(Records)
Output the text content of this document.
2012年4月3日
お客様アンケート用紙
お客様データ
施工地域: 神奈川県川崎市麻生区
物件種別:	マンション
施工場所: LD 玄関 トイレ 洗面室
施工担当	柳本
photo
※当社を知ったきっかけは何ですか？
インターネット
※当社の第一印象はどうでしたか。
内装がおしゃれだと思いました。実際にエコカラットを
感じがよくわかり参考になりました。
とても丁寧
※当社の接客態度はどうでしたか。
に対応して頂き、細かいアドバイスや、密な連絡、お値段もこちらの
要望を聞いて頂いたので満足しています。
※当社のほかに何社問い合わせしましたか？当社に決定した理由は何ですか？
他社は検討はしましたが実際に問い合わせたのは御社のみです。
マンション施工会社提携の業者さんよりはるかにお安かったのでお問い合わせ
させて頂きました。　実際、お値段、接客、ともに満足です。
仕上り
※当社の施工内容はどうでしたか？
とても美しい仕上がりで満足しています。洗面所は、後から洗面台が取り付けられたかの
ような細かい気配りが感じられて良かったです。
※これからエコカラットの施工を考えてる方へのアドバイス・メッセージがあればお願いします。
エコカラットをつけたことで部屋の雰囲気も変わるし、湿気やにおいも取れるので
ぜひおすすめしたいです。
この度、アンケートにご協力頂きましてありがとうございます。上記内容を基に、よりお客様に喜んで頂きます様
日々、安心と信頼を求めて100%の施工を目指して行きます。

* **Set exercise**
Output the complete data exactly as written.

* **Result of the exercise**
Output the text content of this document.
2012年4月3日
お客様アンケート用紙
お客様データ
施工地域: 神奈川県川崎市麻生区
物件種別:	マンション
施工場所: LD 玄関 トイレ 洗面室
施工担当	柳本
photo
※当社を知ったきっかけは何ですか？
インターネット
※当社の第一印象はどうでしたか。
内装がおしゃれだと思いました。実際にエコカラットを
感じがよくわかり参考になりました。
とても丁寧
※当社の接客態度はどうでしたか。
に対応して頂き、細かいアドバイスや、密な連絡、お値段もこちらの
要望を聞いて頂いたので満足しています。
※当社のほかに何社問い合わせしましたか？当社に決定した理由は何ですか？
他社は検討はしましたが実際に問い合わせたのは御社のみです。
マンション施工会社提携の業者さんよりはるかにお安かったのでお問い合わせ
させて頂きました。　実際、お値段、接客、ともに満足です。
仕上り
※当社の施工内容はどうでしたか？
とても美しい仕上がりで満足しています。洗面所は、後から洗面台が取り付けられたかの
ような細かい気配りが感じられて良かったです。
※これからエコカラットの施工を考えてる方へのアドバイス・メッセージがあればお願いします。
エコカラットをつけたことで部屋の雰囲気も変わるし、湿気やにおいも取れるので
ぜひおすすめしたいです。
この度、アンケートにご協力頂きましてありがとうございます。上記内容を基に、よりお客様に喜んで頂きます様
日々、安心と信頼を求めて100%の施工を目指して行きます。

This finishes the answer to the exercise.